◆ Excerpt provided:
=== Begin Enclosure ===

In today’s business world, every dollar counts for more than ever before. The current economic downturn, funding crunch, and race to be cash-flow positive are forcing organizations to reevaluate budgets and spending patterns. This has pushed CFOs to issue mandates — cut software spend between 10% and 30%.
Based on data available from my company’s platform, spend on software is now the third-biggest expense for organizations, right after employee and office costs.
CFOs must work closely with CIOs and department heads to devise smart plans to cut their SaaS spend and get more bang for their buck. At the same time, reducing software spend should not negatively impact company growth or inhibit innovation.
The primary objective for CFOs should be to identify where they’re spending, recognize departments with the highest costs, and identify instances of low utilization and application redundancies.
I think the right approach to cutting SaaS spend involves a data and metric-driven strategy. Understanding the ROI for each vendor and evaluating the SaaS spend per employee will enable the CFOs and CIOs to identify the software’s true value and how quickly it will add to the company’s top and bottom line. Spend analysis will empower you to make informed choices regarding cost optimization.
What does typical software spend in organizations look like?
Our data indicates that the engineering department spends the most, followed by marketing and sales, and then HR. While the engineering department tops spend by dollars, it’s not the department with the highest number of SaaS applications. That distinction goes to the marketing team.

=== End Enclosure ===

◆ The data:
=== Begin Enclosure ===

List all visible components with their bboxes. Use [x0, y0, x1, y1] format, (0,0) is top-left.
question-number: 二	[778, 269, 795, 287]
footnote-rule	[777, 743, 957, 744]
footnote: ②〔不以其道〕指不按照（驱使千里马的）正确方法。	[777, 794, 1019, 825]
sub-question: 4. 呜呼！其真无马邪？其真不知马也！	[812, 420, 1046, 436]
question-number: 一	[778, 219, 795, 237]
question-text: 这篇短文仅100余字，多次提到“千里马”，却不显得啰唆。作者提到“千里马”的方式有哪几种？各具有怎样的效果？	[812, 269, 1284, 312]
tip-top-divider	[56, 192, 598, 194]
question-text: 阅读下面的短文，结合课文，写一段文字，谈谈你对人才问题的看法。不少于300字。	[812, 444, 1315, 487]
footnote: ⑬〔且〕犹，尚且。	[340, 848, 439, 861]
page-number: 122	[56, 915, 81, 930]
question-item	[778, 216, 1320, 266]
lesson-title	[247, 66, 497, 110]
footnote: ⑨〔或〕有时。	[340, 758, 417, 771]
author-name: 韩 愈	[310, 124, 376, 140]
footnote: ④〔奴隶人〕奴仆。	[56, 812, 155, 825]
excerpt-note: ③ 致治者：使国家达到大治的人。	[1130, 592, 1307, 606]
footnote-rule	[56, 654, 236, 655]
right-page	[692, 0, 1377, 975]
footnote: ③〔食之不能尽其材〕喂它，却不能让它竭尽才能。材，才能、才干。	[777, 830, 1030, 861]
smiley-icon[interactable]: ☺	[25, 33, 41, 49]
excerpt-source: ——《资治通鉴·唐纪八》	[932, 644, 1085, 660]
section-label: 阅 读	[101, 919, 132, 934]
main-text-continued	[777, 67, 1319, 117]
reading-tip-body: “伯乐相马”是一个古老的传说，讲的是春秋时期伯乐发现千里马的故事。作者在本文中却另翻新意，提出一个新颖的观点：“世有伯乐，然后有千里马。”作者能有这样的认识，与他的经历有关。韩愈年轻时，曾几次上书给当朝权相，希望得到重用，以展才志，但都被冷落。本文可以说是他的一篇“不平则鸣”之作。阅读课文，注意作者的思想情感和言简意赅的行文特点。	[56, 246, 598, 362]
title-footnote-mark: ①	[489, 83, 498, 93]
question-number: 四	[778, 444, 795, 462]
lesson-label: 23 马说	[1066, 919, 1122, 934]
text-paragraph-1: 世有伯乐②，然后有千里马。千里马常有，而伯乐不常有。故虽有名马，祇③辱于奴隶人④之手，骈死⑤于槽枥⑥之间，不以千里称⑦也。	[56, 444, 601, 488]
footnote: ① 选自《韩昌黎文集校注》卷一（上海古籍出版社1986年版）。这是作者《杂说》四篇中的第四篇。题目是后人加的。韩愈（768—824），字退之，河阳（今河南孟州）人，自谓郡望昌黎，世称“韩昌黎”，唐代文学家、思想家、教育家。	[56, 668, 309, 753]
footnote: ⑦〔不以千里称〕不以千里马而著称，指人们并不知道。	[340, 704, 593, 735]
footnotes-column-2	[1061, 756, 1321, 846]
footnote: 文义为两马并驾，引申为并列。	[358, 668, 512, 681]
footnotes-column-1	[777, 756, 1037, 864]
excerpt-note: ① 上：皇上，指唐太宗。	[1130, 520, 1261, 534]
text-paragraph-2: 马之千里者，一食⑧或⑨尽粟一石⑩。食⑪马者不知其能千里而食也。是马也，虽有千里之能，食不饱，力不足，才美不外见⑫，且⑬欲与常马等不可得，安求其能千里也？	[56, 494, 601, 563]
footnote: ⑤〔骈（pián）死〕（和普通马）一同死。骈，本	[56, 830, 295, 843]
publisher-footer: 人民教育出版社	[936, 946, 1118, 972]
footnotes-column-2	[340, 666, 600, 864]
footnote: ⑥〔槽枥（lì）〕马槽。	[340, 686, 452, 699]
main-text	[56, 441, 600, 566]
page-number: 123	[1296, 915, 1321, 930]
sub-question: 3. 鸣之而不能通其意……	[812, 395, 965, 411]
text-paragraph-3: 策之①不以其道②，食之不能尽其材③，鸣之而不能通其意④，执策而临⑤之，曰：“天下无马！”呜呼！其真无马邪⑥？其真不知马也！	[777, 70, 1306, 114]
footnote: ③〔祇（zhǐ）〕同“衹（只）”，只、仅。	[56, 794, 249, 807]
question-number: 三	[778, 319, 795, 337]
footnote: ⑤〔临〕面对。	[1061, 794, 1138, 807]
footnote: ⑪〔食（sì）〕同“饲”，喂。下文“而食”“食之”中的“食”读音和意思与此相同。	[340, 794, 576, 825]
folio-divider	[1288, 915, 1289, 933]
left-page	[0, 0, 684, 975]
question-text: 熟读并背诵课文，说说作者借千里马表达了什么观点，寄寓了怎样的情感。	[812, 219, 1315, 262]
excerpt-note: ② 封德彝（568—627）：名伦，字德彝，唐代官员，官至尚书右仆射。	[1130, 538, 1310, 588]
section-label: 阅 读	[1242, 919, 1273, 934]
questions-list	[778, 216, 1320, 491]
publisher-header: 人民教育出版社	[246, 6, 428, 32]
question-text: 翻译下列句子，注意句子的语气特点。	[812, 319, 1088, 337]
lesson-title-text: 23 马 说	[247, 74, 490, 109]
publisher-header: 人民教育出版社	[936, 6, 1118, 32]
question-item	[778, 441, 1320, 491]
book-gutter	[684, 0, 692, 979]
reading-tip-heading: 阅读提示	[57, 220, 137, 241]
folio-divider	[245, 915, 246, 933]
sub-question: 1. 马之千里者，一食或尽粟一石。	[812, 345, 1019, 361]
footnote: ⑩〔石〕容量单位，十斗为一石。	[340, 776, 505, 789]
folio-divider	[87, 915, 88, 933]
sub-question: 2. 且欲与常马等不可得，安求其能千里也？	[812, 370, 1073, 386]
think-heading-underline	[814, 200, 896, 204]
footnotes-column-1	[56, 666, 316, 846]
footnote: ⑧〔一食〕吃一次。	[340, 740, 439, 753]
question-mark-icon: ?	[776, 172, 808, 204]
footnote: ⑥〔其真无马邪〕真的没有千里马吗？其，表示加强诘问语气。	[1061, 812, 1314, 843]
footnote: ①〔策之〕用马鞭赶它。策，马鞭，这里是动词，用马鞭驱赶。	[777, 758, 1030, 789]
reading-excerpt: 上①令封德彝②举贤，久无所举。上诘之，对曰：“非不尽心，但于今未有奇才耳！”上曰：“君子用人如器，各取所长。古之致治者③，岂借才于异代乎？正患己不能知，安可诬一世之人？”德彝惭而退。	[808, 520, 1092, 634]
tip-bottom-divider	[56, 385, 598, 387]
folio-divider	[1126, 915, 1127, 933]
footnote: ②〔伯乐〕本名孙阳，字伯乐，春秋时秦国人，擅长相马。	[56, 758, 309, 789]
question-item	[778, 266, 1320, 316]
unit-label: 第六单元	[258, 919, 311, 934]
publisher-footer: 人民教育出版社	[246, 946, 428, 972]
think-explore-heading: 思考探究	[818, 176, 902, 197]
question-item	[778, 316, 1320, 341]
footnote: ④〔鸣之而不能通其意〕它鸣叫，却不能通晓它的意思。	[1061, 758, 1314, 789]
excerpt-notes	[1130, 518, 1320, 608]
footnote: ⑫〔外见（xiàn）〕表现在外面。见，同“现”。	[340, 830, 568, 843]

=== End Enclosure ===

◆ Action item: Rewrite the passage on cutting software spend, starting with "The primary objective" and going on through "and application redundancies.", with "application redundancies" replaced by "overlapping tools".

◆ Your response:
The primary objective for CFOs should be to identify where they’re spending, recognize departments with the highest costs, and identify instances of low utilization and overlapping tools.